**WHAT IS BEING ASKED**
For the entries that follow, tally the lines holding the string "daño". Give the total and nothing else.

**MATERIAL PROVIDED**
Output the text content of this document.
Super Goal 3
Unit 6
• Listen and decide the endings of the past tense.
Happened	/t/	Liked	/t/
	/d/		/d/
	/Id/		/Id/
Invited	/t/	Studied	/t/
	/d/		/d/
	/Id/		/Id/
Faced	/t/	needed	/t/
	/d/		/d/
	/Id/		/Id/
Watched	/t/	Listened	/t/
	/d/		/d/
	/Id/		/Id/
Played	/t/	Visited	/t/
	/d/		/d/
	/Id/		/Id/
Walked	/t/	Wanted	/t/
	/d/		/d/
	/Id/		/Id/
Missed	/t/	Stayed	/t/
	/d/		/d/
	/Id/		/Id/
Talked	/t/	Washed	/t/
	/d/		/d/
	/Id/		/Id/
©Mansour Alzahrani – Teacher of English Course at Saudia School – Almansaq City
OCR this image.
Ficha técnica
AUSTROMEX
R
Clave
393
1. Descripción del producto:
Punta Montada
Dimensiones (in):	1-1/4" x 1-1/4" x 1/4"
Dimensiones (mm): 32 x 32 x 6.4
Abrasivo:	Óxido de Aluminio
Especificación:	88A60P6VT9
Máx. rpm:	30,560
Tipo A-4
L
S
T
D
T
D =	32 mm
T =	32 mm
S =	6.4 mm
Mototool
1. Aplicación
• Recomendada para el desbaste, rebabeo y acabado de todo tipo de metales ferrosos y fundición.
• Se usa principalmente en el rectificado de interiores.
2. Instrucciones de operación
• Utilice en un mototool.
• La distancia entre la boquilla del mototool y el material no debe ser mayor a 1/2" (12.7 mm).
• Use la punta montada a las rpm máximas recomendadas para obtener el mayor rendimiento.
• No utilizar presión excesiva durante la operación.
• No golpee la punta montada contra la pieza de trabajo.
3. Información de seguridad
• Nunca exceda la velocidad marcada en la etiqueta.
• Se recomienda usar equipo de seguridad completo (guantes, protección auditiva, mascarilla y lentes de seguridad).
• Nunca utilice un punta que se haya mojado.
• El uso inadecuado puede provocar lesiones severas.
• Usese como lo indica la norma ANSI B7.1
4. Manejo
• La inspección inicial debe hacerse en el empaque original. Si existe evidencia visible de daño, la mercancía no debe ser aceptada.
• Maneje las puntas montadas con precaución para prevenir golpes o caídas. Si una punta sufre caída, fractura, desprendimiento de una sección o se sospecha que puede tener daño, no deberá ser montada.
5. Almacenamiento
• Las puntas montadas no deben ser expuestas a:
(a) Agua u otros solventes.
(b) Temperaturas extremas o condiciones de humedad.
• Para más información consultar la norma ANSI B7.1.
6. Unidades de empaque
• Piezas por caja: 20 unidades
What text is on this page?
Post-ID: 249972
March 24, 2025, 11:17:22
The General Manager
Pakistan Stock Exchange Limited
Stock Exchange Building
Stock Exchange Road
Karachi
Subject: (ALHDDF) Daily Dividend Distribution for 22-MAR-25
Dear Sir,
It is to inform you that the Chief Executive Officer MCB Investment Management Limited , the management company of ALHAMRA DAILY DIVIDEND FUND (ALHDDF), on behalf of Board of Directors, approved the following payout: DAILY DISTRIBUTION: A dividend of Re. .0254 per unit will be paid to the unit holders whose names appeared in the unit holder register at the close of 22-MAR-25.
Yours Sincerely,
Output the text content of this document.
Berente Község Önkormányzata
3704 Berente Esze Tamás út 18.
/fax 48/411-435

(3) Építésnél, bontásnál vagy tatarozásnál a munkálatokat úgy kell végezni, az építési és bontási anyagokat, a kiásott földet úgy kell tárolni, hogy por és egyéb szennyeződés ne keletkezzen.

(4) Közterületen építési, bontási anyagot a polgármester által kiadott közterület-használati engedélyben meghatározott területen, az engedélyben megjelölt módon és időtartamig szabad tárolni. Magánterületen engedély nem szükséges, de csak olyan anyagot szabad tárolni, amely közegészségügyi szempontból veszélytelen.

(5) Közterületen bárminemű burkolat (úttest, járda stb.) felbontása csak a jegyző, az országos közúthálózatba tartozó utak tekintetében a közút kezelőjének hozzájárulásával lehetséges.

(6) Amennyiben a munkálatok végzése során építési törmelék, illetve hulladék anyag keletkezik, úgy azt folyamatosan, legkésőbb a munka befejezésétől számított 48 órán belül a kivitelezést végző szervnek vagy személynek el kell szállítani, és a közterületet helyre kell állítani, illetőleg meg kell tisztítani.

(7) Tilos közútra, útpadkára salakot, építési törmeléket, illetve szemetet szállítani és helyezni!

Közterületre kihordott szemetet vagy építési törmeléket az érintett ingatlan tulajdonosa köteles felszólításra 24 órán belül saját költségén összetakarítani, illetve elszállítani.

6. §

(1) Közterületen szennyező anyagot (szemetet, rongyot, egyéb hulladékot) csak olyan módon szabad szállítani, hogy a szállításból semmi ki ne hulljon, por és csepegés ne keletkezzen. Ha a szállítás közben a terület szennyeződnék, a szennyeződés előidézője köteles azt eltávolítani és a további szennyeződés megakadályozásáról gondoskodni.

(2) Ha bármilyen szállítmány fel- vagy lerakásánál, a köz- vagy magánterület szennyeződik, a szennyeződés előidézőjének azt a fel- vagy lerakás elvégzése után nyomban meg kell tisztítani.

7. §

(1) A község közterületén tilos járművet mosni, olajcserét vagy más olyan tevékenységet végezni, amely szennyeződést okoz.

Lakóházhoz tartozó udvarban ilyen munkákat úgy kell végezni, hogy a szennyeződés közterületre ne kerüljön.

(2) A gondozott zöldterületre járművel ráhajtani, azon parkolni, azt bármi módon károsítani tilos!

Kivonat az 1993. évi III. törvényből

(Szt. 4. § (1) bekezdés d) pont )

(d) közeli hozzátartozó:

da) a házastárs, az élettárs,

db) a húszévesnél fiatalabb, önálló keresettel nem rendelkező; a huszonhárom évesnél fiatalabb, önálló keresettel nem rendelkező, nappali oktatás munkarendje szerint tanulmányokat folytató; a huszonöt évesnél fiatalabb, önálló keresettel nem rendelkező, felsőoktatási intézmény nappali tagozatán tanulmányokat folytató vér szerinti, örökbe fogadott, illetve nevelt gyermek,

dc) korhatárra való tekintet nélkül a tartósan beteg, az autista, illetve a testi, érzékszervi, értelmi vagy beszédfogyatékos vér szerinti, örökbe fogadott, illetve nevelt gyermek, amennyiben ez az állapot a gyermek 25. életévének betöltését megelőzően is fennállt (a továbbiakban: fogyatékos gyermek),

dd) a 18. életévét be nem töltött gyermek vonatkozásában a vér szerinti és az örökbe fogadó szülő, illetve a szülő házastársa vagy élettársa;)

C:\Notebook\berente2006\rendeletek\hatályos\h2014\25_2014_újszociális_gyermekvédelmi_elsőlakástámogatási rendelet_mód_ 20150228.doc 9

**FINISHED EXERCISE**
2